◆ Your task ◆
Copy out each line of the data that holds the word "conflict".

-- BEGIN Data records --

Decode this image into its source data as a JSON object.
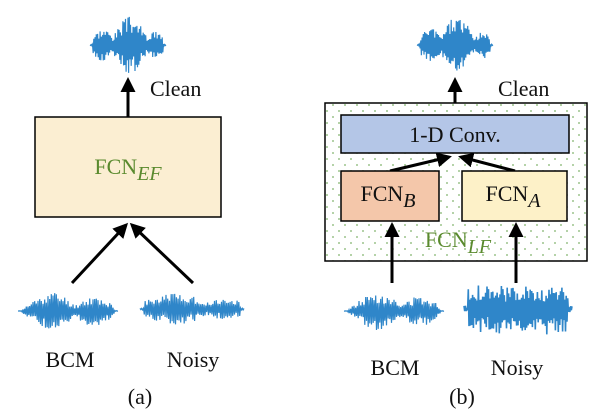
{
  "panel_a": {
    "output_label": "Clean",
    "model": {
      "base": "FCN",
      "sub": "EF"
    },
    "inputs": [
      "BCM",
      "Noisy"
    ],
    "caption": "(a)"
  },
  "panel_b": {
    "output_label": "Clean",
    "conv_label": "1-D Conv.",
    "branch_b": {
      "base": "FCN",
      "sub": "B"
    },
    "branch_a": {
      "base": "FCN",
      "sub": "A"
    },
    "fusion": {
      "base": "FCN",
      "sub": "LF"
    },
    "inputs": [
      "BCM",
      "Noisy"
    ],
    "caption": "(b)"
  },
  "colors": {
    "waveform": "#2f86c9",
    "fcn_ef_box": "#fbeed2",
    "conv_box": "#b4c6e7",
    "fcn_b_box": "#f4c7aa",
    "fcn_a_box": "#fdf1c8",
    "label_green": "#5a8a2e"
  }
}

-- END Data records --
-- BEGIN Data records --

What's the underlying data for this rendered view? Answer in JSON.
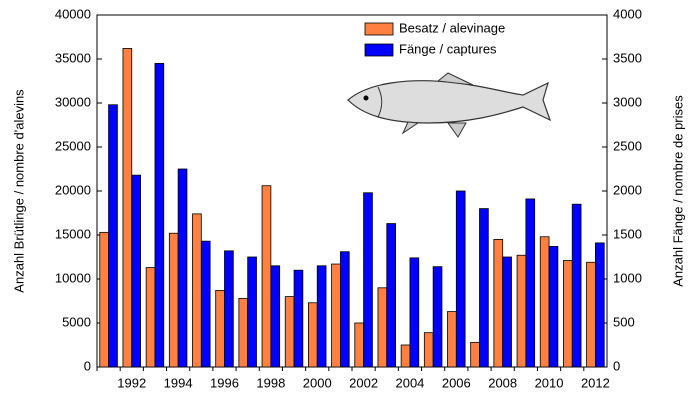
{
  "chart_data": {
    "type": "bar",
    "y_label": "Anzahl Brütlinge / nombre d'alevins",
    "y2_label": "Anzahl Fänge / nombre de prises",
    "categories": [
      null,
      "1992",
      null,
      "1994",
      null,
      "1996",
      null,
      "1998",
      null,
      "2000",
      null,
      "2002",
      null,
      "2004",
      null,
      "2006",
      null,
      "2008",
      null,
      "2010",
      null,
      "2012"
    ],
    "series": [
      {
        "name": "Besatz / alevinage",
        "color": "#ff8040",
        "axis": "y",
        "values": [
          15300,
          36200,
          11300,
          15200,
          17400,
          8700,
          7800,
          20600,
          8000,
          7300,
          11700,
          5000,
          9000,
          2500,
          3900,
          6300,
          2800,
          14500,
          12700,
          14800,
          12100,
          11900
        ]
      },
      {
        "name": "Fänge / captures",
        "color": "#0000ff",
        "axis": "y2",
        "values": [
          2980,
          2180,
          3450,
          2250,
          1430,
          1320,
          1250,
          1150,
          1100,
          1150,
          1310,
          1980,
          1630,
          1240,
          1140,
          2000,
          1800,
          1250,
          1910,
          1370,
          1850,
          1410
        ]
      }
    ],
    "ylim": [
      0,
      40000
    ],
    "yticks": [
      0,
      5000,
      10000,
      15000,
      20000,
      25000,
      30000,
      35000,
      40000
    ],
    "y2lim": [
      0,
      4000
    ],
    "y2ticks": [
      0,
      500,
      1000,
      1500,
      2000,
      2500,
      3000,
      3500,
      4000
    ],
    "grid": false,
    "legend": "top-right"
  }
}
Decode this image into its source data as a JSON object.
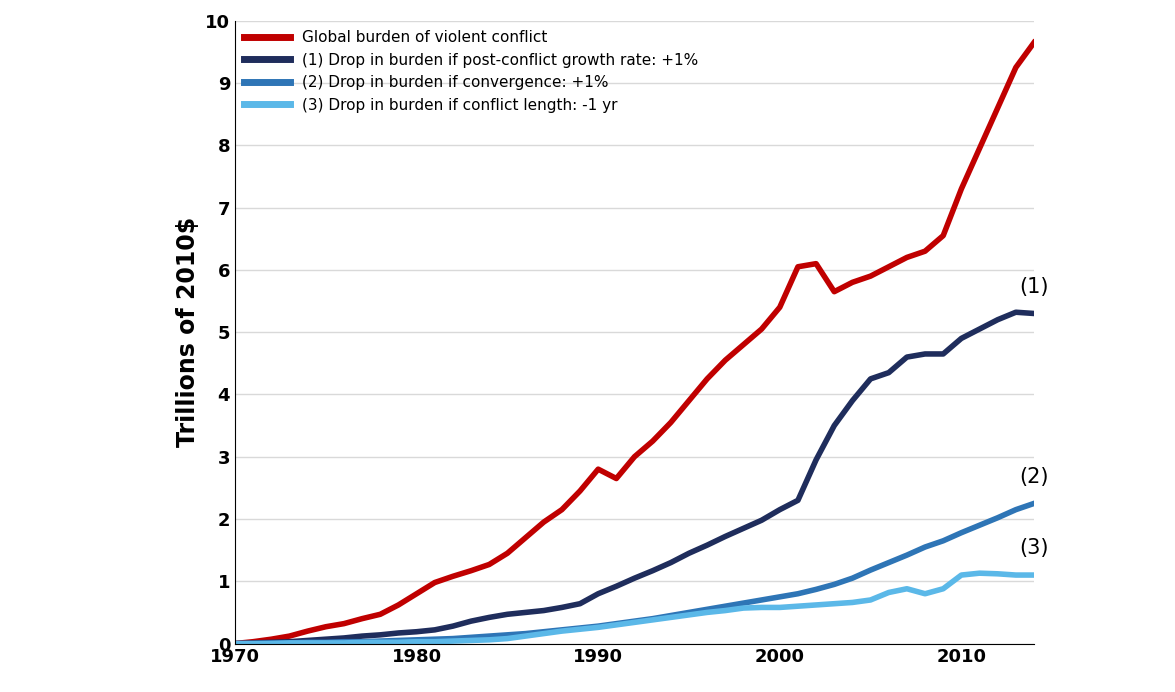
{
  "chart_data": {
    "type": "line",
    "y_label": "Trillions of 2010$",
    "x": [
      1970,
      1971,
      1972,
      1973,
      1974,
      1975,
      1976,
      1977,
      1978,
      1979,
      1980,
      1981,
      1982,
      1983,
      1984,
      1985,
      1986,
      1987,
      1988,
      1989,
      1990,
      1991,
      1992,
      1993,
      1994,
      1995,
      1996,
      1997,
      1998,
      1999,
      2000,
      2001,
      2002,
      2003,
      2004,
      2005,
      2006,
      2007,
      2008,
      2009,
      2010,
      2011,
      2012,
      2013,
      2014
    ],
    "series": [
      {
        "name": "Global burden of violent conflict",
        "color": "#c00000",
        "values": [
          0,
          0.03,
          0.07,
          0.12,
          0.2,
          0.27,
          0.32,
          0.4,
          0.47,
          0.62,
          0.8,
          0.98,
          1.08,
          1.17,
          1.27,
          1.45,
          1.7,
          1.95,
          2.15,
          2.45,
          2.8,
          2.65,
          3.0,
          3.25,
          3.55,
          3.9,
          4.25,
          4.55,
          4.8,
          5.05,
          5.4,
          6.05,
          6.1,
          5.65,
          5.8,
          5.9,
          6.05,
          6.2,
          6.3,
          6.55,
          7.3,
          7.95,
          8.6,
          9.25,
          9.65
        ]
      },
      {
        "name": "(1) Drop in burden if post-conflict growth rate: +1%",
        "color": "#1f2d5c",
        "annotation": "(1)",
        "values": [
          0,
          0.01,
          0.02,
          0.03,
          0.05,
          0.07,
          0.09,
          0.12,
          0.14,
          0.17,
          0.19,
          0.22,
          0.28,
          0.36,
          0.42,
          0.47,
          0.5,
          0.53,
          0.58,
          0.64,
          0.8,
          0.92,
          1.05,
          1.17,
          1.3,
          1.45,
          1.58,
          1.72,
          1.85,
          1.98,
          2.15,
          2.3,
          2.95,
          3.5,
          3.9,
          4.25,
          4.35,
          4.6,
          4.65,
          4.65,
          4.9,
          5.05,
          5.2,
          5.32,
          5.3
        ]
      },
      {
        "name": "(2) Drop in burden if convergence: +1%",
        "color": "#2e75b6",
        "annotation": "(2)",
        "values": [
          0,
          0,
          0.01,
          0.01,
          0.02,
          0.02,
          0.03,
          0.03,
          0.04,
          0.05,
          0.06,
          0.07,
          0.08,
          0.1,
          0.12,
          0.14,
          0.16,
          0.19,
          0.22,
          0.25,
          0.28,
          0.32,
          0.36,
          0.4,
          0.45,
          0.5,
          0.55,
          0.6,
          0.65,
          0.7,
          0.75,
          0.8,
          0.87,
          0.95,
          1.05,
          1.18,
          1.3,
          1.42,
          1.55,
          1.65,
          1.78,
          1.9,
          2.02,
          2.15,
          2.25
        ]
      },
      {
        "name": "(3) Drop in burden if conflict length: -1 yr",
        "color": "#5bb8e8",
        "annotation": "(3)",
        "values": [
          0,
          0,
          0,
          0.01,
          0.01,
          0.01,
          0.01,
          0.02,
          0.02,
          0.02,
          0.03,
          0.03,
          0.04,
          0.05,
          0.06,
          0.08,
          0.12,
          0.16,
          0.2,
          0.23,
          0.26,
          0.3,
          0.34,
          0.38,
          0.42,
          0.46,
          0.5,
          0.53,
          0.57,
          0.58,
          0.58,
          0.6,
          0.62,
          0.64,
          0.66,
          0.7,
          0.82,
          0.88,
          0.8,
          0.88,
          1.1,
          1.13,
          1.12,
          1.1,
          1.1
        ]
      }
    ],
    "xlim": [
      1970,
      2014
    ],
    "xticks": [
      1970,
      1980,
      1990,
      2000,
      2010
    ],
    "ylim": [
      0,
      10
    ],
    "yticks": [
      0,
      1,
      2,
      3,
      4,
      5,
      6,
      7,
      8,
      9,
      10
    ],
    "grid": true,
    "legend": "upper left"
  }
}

-- END Data records --

◆ Exercise output ◆
        "name": "Global burden of violent conflict",
        "name": "(1) Drop in burden if post-conflict growth rate: +1%",
        "name": "(3) Drop in burden if conflict length: -1 yr",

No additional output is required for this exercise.